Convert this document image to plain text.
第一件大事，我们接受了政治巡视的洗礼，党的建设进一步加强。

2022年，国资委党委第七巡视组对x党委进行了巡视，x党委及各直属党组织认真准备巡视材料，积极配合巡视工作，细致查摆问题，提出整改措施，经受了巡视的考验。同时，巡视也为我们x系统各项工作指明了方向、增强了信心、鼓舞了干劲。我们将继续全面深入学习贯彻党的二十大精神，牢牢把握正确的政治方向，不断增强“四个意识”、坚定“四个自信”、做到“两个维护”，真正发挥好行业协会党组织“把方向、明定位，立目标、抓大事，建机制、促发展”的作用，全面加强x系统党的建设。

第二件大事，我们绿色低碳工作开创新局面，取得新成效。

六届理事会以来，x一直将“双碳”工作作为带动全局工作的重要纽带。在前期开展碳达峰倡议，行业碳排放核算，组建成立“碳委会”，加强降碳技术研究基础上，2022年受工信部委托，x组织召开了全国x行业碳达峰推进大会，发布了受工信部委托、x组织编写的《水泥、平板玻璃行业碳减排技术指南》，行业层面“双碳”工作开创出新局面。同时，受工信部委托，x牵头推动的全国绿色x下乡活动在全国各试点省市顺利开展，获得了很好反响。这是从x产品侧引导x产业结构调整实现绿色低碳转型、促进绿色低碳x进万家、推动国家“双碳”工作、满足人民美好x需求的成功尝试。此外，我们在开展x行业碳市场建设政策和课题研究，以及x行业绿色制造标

____________________

--- Task details ---
Copy down the whole of the data above, matching it exactly.

--- Exercise answer ---
Convert this document image to plain text.
第一件大事，我们接受了政治巡视的洗礼，党的建设进一步加强。

2022年，国资委党委第七巡视组对x党委进行了巡视，x党委及各直属党组织认真准备巡视材料，积极配合巡视工作，细致查摆问题，提出整改措施，经受了巡视的考验。同时，巡视也为我们x系统各项工作指明了方向、增强了信心、鼓舞了干劲。我们将继续全面深入学习贯彻党的二十大精神，牢牢把握正确的政治方向，不断增强“四个意识”、坚定“四个自信”、做到“两个维护”，真正发挥好行业协会党组织“把方向、明定位，立目标、抓大事，建机制、促发展”的作用，全面加强x系统党的建设。

第二件大事，我们绿色低碳工作开创新局面，取得新成效。

六届理事会以来，x一直将“双碳”工作作为带动全局工作的重要纽带。在前期开展碳达峰倡议，行业碳排放核算，组建成立“碳委会”，加强降碳技术研究基础上，2022年受工信部委托，x组织召开了全国x行业碳达峰推进大会，发布了受工信部委托、x组织编写的《水泥、平板玻璃行业碳减排技术指南》，行业层面“双碳”工作开创出新局面。同时，受工信部委托，x牵头推动的全国绿色x下乡活动在全国各试点省市顺利开展，获得了很好反响。这是从x产品侧引导x产业结构调整实现绿色低碳转型、促进绿色低碳x进万家、推动国家“双碳”工作、满足人民美好x需求的成功尝试。此外，我们在开展x行业碳市场建设政策和课题研究，以及x行业绿色制造标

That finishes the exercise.